**TASK STATEMENT**
Write out every line of the material exactly as it appears.

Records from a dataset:
--- --- ---
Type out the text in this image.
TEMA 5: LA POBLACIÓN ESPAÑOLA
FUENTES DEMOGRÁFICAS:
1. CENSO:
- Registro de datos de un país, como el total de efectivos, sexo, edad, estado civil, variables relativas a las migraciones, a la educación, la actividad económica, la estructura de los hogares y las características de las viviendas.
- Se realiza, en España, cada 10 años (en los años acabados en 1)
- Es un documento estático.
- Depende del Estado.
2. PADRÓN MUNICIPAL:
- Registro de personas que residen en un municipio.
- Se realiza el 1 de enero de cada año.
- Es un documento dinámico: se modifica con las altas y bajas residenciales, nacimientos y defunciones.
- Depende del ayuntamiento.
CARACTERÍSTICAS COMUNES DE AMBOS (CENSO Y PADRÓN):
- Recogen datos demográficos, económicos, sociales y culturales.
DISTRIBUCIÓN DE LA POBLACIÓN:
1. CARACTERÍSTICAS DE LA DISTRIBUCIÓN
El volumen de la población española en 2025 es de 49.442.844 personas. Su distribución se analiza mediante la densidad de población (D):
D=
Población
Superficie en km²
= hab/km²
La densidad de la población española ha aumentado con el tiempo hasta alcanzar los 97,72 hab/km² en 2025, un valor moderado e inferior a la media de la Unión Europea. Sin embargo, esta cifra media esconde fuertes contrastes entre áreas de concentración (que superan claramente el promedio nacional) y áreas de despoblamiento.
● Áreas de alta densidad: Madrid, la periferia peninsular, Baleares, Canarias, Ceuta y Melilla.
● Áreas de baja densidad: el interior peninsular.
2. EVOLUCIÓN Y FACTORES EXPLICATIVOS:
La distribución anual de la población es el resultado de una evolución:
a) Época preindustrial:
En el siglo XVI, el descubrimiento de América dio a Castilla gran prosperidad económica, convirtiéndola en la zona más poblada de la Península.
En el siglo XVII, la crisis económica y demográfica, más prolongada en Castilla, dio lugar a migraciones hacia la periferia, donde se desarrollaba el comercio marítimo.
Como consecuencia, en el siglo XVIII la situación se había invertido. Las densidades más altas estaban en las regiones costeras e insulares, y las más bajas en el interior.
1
--- --- ---
**FINAL RESULT**
Type out the text in this image.
TEMA 5: LA POBLACIÓN ESPAÑOLA
FUENTES DEMOGRÁFICAS:
1. CENSO:
- Registro de datos de un país, como el total de efectivos, sexo, edad, estado civil, variables relativas a las migraciones, a la educación, la actividad económica, la estructura de los hogares y las características de las viviendas.
- Se realiza, en España, cada 10 años (en los años acabados en 1)
- Es un documento estático.
- Depende del Estado.
2. PADRÓN MUNICIPAL:
- Registro de personas que residen en un municipio.
- Se realiza el 1 de enero de cada año.
- Es un documento dinámico: se modifica con las altas y bajas residenciales, nacimientos y defunciones.
- Depende del ayuntamiento.
CARACTERÍSTICAS COMUNES DE AMBOS (CENSO Y PADRÓN):
- Recogen datos demográficos, económicos, sociales y culturales.
DISTRIBUCIÓN DE LA POBLACIÓN:
1. CARACTERÍSTICAS DE LA DISTRIBUCIÓN
El volumen de la población española en 2025 es de 49.442.844 personas. Su distribución se analiza mediante la densidad de población (D):
D=
Población
Superficie en km²
= hab/km²
La densidad de la población española ha aumentado con el tiempo hasta alcanzar los 97,72 hab/km² en 2025, un valor moderado e inferior a la media de la Unión Europea. Sin embargo, esta cifra media esconde fuertes contrastes entre áreas de concentración (que superan claramente el promedio nacional) y áreas de despoblamiento.
● Áreas de alta densidad: Madrid, la periferia peninsular, Baleares, Canarias, Ceuta y Melilla.
● Áreas de baja densidad: el interior peninsular.
2. EVOLUCIÓN Y FACTORES EXPLICATIVOS:
La distribución anual de la población es el resultado de una evolución:
a) Época preindustrial:
En el siglo XVI, el descubrimiento de América dio a Castilla gran prosperidad económica, convirtiéndola en la zona más poblada de la Península.
En el siglo XVII, la crisis económica y demográfica, más prolongada en Castilla, dio lugar a migraciones hacia la periferia, donde se desarrollaba el comercio marítimo.
Como consecuencia, en el siglo XVIII la situación se había invertido. Las densidades más altas estaban en las regiones costeras e insulares, y las más bajas en el interior.
1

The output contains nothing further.